YOUR OBJECTIVE> Find the line containing "Transcribe the text in this document.". Retype it and every line after it through the end of the entries, exactly as written, with nothing added.
╔══
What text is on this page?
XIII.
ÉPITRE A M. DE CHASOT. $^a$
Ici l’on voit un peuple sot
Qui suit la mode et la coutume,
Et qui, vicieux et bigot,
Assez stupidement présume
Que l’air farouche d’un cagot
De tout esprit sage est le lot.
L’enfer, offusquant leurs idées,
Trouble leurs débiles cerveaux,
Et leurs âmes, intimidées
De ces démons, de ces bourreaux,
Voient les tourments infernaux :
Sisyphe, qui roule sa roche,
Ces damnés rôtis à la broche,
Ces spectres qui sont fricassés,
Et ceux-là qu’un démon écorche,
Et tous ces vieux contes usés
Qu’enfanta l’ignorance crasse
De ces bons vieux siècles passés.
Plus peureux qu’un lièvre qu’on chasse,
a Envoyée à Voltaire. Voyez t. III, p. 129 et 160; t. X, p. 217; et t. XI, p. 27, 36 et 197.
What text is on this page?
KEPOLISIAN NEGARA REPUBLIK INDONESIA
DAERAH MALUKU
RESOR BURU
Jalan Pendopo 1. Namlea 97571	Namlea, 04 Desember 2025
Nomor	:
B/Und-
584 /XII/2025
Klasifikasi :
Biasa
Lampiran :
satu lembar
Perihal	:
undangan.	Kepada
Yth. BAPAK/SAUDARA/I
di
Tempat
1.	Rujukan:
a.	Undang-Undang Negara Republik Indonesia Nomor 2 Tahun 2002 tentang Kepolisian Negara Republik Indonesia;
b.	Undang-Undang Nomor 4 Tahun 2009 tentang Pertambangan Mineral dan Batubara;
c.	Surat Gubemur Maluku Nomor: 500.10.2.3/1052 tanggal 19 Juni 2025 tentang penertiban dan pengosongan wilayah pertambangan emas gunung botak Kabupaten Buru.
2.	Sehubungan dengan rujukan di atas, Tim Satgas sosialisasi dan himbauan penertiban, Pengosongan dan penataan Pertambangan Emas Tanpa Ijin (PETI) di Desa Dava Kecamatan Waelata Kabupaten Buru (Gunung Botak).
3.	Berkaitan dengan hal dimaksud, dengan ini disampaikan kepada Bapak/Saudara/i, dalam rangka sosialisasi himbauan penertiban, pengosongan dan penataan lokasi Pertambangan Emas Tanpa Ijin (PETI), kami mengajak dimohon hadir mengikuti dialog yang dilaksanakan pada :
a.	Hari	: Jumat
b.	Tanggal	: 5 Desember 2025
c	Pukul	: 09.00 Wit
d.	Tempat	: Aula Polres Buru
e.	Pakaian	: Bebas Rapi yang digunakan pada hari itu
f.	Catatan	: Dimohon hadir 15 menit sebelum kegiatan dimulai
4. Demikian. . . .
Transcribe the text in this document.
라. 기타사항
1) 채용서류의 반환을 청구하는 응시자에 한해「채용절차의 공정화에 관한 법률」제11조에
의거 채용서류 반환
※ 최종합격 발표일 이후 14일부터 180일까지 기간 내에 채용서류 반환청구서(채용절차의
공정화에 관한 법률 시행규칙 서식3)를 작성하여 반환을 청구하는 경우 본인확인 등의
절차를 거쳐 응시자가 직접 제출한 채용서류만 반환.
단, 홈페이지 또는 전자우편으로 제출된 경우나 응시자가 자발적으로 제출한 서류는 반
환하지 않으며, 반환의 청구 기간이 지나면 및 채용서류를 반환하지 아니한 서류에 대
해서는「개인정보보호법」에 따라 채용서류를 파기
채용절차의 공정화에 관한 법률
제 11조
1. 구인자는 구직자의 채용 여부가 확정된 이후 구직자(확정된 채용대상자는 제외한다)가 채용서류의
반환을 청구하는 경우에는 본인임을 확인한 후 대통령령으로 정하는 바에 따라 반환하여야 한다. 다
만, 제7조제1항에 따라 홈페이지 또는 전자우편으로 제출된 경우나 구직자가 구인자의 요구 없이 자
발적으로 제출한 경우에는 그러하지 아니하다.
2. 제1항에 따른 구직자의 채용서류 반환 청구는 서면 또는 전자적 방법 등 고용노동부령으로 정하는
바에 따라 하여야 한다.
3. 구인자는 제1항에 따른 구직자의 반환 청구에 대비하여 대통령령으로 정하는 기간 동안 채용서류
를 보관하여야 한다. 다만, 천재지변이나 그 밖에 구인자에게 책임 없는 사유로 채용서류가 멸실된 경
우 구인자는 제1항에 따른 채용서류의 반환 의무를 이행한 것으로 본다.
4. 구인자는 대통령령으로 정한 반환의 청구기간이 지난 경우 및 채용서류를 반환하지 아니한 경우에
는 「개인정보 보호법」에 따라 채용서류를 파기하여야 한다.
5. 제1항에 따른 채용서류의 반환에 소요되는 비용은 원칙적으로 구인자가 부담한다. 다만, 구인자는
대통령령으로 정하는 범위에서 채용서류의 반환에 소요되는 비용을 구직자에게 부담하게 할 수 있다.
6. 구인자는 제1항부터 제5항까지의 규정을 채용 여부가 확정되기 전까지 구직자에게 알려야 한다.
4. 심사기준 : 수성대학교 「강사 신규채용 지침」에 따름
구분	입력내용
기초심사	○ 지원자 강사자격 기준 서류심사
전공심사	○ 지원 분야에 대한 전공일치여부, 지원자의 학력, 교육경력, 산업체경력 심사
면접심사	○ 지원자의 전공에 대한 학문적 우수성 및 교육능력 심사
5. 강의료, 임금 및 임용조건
╚══
THE REPLY>
Transcribe the text in this document.
라. 기타사항
1) 채용서류의 반환을 청구하는 응시자에 한해「채용절차의 공정화에 관한 법률」제11조에
의거 채용서류 반환
※ 최종합격 발표일 이후 14일부터 180일까지 기간 내에 채용서류 반환청구서(채용절차의
공정화에 관한 법률 시행규칙 서식3)를 작성하여 반환을 청구하는 경우 본인확인 등의
절차를 거쳐 응시자가 직접 제출한 채용서류만 반환.
단, 홈페이지 또는 전자우편으로 제출된 경우나 응시자가 자발적으로 제출한 서류는 반
환하지 않으며, 반환의 청구 기간이 지나면 및 채용서류를 반환하지 아니한 서류에 대
해서는「개인정보보호법」에 따라 채용서류를 파기
채용절차의 공정화에 관한 법률
제 11조
1. 구인자는 구직자의 채용 여부가 확정된 이후 구직자(확정된 채용대상자는 제외한다)가 채용서류의
반환을 청구하는 경우에는 본인임을 확인한 후 대통령령으로 정하는 바에 따라 반환하여야 한다. 다
만, 제7조제1항에 따라 홈페이지 또는 전자우편으로 제출된 경우나 구직자가 구인자의 요구 없이 자
발적으로 제출한 경우에는 그러하지 아니하다.
2. 제1항에 따른 구직자의 채용서류 반환 청구는 서면 또는 전자적 방법 등 고용노동부령으로 정하는
바에 따라 하여야 한다.
3. 구인자는 제1항에 따른 구직자의 반환 청구에 대비하여 대통령령으로 정하는 기간 동안 채용서류
를 보관하여야 한다. 다만, 천재지변이나 그 밖에 구인자에게 책임 없는 사유로 채용서류가 멸실된 경
우 구인자는 제1항에 따른 채용서류의 반환 의무를 이행한 것으로 본다.
4. 구인자는 대통령령으로 정한 반환의 청구기간이 지난 경우 및 채용서류를 반환하지 아니한 경우에
는 「개인정보 보호법」에 따라 채용서류를 파기하여야 한다.
5. 제1항에 따른 채용서류의 반환에 소요되는 비용은 원칙적으로 구인자가 부담한다. 다만, 구인자는
대통령령으로 정하는 범위에서 채용서류의 반환에 소요되는 비용을 구직자에게 부담하게 할 수 있다.
6. 구인자는 제1항부터 제5항까지의 규정을 채용 여부가 확정되기 전까지 구직자에게 알려야 한다.
4. 심사기준 : 수성대학교 「강사 신규채용 지침」에 따름
구분	입력내용
기초심사	○ 지원자 강사자격 기준 서류심사
전공심사	○ 지원 분야에 대한 전공일치여부, 지원자의 학력, 교육경력, 산업체경력 심사
면접심사	○ 지원자의 전공에 대한 학문적 우수성 및 교육능력 심사
5. 강의료, 임금 및 임용조건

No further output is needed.